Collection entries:
Begin
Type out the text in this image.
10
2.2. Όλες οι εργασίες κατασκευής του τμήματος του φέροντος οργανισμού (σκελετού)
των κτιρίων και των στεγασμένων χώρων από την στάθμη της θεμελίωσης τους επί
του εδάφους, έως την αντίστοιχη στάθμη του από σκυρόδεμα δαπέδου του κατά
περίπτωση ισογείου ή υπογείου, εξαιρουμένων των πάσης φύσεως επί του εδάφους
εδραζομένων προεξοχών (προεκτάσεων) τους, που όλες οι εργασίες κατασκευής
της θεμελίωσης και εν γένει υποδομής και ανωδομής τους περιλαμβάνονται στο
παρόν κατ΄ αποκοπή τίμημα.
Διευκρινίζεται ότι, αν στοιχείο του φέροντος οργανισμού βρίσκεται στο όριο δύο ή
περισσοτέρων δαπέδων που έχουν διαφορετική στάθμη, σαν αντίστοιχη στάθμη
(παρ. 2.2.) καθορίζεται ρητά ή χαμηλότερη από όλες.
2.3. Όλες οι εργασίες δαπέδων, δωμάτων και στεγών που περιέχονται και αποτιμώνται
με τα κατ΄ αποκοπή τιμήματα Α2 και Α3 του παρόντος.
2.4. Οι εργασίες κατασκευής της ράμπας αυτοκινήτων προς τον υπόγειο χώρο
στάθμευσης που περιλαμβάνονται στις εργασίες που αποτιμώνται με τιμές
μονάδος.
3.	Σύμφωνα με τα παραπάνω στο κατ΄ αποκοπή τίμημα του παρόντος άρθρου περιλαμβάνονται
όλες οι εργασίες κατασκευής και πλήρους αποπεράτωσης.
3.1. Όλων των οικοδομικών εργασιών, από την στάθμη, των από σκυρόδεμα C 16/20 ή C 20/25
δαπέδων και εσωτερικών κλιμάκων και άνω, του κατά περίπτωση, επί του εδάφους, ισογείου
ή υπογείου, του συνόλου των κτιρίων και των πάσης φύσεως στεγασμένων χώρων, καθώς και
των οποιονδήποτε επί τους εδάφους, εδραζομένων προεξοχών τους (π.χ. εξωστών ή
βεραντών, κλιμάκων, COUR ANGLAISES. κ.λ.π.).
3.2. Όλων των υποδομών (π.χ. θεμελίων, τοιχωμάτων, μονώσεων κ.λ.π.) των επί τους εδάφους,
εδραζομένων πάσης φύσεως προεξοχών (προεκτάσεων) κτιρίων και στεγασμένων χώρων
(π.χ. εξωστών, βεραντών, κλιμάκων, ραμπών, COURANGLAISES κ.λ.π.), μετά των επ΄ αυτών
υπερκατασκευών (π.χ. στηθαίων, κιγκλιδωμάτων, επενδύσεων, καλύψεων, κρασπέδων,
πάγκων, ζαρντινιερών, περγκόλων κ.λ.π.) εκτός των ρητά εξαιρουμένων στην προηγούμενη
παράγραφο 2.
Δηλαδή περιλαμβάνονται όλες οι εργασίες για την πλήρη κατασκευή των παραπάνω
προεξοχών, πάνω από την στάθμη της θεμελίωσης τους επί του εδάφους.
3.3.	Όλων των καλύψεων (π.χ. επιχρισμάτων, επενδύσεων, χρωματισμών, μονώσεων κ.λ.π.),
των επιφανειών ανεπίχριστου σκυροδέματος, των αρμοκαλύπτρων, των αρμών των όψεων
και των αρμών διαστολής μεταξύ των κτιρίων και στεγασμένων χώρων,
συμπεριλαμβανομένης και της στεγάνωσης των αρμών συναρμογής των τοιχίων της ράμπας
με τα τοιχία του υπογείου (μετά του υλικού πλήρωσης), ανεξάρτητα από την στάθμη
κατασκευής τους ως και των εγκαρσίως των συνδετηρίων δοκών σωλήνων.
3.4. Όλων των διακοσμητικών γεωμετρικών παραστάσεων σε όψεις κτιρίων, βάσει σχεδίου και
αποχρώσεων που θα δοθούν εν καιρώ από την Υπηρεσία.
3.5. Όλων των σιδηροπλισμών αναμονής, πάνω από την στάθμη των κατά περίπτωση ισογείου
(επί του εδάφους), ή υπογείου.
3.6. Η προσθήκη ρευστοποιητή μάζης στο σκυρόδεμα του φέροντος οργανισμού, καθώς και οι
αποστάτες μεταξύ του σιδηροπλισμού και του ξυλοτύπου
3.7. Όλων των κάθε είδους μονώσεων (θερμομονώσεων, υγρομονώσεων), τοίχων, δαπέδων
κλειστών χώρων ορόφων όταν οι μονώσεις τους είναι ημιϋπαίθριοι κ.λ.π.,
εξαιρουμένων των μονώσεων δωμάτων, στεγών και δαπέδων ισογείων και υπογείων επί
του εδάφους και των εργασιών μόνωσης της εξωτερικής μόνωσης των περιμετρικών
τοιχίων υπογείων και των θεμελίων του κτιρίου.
End
What is being asked:
From the records above, extract each line exactly as shown.

Answer:
Type out the text in this image.
10
2.2. Όλες οι εργασίες κατασκευής του τμήματος του φέροντος οργανισμού (σκελετού)
των κτιρίων και των στεγασμένων χώρων από την στάθμη της θεμελίωσης τους επί
του εδάφους, έως την αντίστοιχη στάθμη του από σκυρόδεμα δαπέδου του κατά
περίπτωση ισογείου ή υπογείου, εξαιρουμένων των πάσης φύσεως επί του εδάφους
εδραζομένων προεξοχών (προεκτάσεων) τους, που όλες οι εργασίες κατασκευής
της θεμελίωσης και εν γένει υποδομής και ανωδομής τους περιλαμβάνονται στο
παρόν κατ΄ αποκοπή τίμημα.
Διευκρινίζεται ότι, αν στοιχείο του φέροντος οργανισμού βρίσκεται στο όριο δύο ή
περισσοτέρων δαπέδων που έχουν διαφορετική στάθμη, σαν αντίστοιχη στάθμη
(παρ. 2.2.) καθορίζεται ρητά ή χαμηλότερη από όλες.
2.3. Όλες οι εργασίες δαπέδων, δωμάτων και στεγών που περιέχονται και αποτιμώνται
με τα κατ΄ αποκοπή τιμήματα Α2 και Α3 του παρόντος.
2.4. Οι εργασίες κατασκευής της ράμπας αυτοκινήτων προς τον υπόγειο χώρο
στάθμευσης που περιλαμβάνονται στις εργασίες που αποτιμώνται με τιμές
μονάδος.
3.	Σύμφωνα με τα παραπάνω στο κατ΄ αποκοπή τίμημα του παρόντος άρθρου περιλαμβάνονται
όλες οι εργασίες κατασκευής και πλήρους αποπεράτωσης.
3.1. Όλων των οικοδομικών εργασιών, από την στάθμη, των από σκυρόδεμα C 16/20 ή C 20/25
δαπέδων και εσωτερικών κλιμάκων και άνω, του κατά περίπτωση, επί του εδάφους, ισογείου
ή υπογείου, του συνόλου των κτιρίων και των πάσης φύσεως στεγασμένων χώρων, καθώς και
των οποιονδήποτε επί τους εδάφους, εδραζομένων προεξοχών τους (π.χ. εξωστών ή
βεραντών, κλιμάκων, COUR ANGLAISES. κ.λ.π.).
3.2. Όλων των υποδομών (π.χ. θεμελίων, τοιχωμάτων, μονώσεων κ.λ.π.) των επί τους εδάφους,
εδραζομένων πάσης φύσεως προεξοχών (προεκτάσεων) κτιρίων και στεγασμένων χώρων
(π.χ. εξωστών, βεραντών, κλιμάκων, ραμπών, COURANGLAISES κ.λ.π.), μετά των επ΄ αυτών
υπερκατασκευών (π.χ. στηθαίων, κιγκλιδωμάτων, επενδύσεων, καλύψεων, κρασπέδων,
πάγκων, ζαρντινιερών, περγκόλων κ.λ.π.) εκτός των ρητά εξαιρουμένων στην προηγούμενη
παράγραφο 2.
Δηλαδή περιλαμβάνονται όλες οι εργασίες για την πλήρη κατασκευή των παραπάνω
προεξοχών, πάνω από την στάθμη της θεμελίωσης τους επί του εδάφους.
3.3.	Όλων των καλύψεων (π.χ. επιχρισμάτων, επενδύσεων, χρωματισμών, μονώσεων κ.λ.π.),
των επιφανειών ανεπίχριστου σκυροδέματος, των αρμοκαλύπτρων, των αρμών των όψεων
και των αρμών διαστολής μεταξύ των κτιρίων και στεγασμένων χώρων,
συμπεριλαμβανομένης και της στεγάνωσης των αρμών συναρμογής των τοιχίων της ράμπας
με τα τοιχία του υπογείου (μετά του υλικού πλήρωσης), ανεξάρτητα από την στάθμη
κατασκευής τους ως και των εγκαρσίως των συνδετηρίων δοκών σωλήνων.
3.4. Όλων των διακοσμητικών γεωμετρικών παραστάσεων σε όψεις κτιρίων, βάσει σχεδίου και
αποχρώσεων που θα δοθούν εν καιρώ από την Υπηρεσία.
3.5. Όλων των σιδηροπλισμών αναμονής, πάνω από την στάθμη των κατά περίπτωση ισογείου
(επί του εδάφους), ή υπογείου.
3.6. Η προσθήκη ρευστοποιητή μάζης στο σκυρόδεμα του φέροντος οργανισμού, καθώς και οι
αποστάτες μεταξύ του σιδηροπλισμού και του ξυλοτύπου
3.7. Όλων των κάθε είδους μονώσεων (θερμομονώσεων, υγρομονώσεων), τοίχων, δαπέδων
κλειστών χώρων ορόφων όταν οι μονώσεις τους είναι ημιϋπαίθριοι κ.λ.π.,
εξαιρουμένων των μονώσεων δωμάτων, στεγών και δαπέδων ισογείων και υπογείων επί
του εδάφους και των εργασιών μόνωσης της εξωτερικής μόνωσης των περιμετρικών
τοιχίων υπογείων και των θεμελίων του κτιρίου.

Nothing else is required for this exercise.